[BEGIN Raw data]

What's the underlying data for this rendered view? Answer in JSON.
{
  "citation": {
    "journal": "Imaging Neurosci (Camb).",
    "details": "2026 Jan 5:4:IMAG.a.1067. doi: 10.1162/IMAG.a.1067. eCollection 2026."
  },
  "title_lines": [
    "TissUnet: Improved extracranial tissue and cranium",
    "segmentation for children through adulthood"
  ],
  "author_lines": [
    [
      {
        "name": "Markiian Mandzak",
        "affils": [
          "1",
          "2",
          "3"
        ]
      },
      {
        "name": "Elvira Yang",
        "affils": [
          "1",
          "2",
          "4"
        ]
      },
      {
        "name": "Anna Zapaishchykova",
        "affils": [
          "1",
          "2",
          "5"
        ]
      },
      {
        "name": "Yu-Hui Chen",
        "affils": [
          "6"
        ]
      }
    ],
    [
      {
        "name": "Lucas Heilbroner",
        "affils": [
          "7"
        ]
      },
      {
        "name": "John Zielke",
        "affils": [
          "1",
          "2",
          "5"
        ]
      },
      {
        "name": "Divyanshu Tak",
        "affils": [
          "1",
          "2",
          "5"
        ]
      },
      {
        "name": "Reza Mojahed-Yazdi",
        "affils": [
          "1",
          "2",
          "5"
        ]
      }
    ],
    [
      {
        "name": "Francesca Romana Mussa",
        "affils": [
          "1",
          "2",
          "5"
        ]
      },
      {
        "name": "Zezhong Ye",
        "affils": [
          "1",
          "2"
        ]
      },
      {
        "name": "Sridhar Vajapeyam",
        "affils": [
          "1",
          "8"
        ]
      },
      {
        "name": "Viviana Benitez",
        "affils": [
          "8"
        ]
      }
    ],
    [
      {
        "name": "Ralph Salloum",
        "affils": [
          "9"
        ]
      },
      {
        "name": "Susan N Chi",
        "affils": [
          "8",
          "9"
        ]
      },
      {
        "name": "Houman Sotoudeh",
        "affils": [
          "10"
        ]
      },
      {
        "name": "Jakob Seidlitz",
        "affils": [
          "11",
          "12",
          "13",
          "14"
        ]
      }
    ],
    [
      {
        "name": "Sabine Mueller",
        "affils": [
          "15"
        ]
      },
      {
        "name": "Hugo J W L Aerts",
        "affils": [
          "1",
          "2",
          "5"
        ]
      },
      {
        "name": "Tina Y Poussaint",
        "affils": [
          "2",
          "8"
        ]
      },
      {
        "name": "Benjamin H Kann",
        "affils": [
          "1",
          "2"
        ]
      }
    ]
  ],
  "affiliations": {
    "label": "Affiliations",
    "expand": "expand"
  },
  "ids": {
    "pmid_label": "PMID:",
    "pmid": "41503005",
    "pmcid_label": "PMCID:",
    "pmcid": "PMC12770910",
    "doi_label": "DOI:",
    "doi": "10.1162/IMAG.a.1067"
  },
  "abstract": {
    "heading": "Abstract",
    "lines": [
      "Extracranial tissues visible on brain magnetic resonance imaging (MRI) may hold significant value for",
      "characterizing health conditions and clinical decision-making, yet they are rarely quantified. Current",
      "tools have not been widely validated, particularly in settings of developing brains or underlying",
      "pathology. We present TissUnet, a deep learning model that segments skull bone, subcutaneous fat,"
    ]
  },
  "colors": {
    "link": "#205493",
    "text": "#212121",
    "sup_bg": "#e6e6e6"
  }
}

[END Raw data]

Exercise objective
Restate the data above word for word.

Solution for this task
What's the underlying data for this rendered view? Answer in JSON.
{
  "citation": {
    "journal": "Imaging Neurosci (Camb).",
    "details": "2026 Jan 5:4:IMAG.a.1067. doi: 10.1162/IMAG.a.1067. eCollection 2026."
  },
  "title_lines": [
    "TissUnet: Improved extracranial tissue and cranium",
    "segmentation for children through adulthood"
  ],
  "author_lines": [
    [
      {
        "name": "Markiian Mandzak",
        "affils": [
          "1",
          "2",
          "3"
        ]
      },
      {
        "name": "Elvira Yang",
        "affils": [
          "1",
          "2",
          "4"
        ]
      },
      {
        "name": "Anna Zapaishchykova",
        "affils": [
          "1",
          "2",
          "5"
        ]
      },
      {
        "name": "Yu-Hui Chen",
        "affils": [
          "6"
        ]
      }
    ],
    [
      {
        "name": "Lucas Heilbroner",
        "affils": [
          "7"
        ]
      },
      {
        "name": "John Zielke",
        "affils": [
          "1",
          "2",
          "5"
        ]
      },
      {
        "name": "Divyanshu Tak",
        "affils": [
          "1",
          "2",
          "5"
        ]
      },
      {
        "name": "Reza Mojahed-Yazdi",
        "affils": [
          "1",
          "2",
          "5"
        ]
      }
    ],
    [
      {
        "name": "Francesca Romana Mussa",
        "affils": [
          "1",
          "2",
          "5"
        ]
      },
      {
        "name": "Zezhong Ye",
        "affils": [
          "1",
          "2"
        ]
      },
      {
        "name": "Sridhar Vajapeyam",
        "affils": [
          "1",
          "8"
        ]
      },
      {
        "name": "Viviana Benitez",
        "affils": [
          "8"
        ]
      }
    ],
    [
      {
        "name": "Ralph Salloum",
        "affils": [
          "9"
        ]
      },
      {
        "name": "Susan N Chi",
        "affils": [
          "8",
          "9"
        ]
      },
      {
        "name": "Houman Sotoudeh",
        "affils": [
          "10"
        ]
      },
      {
        "name": "Jakob Seidlitz",
        "affils": [
          "11",
          "12",
          "13",
          "14"
        ]
      }
    ],
    [
      {
        "name": "Sabine Mueller",
        "affils": [
          "15"
        ]
      },
      {
        "name": "Hugo J W L Aerts",
        "affils": [
          "1",
          "2",
          "5"
        ]
      },
      {
        "name": "Tina Y Poussaint",
        "affils": [
          "2",
          "8"
        ]
      },
      {
        "name": "Benjamin H Kann",
        "affils": [
          "1",
          "2"
        ]
      }
    ]
  ],
  "affiliations": {
    "label": "Affiliations",
    "expand": "expand"
  },
  "ids": {
    "pmid_label": "PMID:",
    "pmid": "41503005",
    "pmcid_label": "PMCID:",
    "pmcid": "PMC12770910",
    "doi_label": "DOI:",
    "doi": "10.1162/IMAG.a.1067"
  },
  "abstract": {
    "heading": "Abstract",
    "lines": [
      "Extracranial tissues visible on brain magnetic resonance imaging (MRI) may hold significant value for",
      "characterizing health conditions and clinical decision-making, yet they are rarely quantified. Current",
      "tools have not been widely validated, particularly in settings of developing brains or underlying",
      "pathology. We present TissUnet, a deep learning model that segments skull bone, subcutaneous fat,"
    ]
  },
  "colors": {
    "link": "#205493",
    "text": "#212121",
    "sup_bg": "#e6e6e6"
  }
}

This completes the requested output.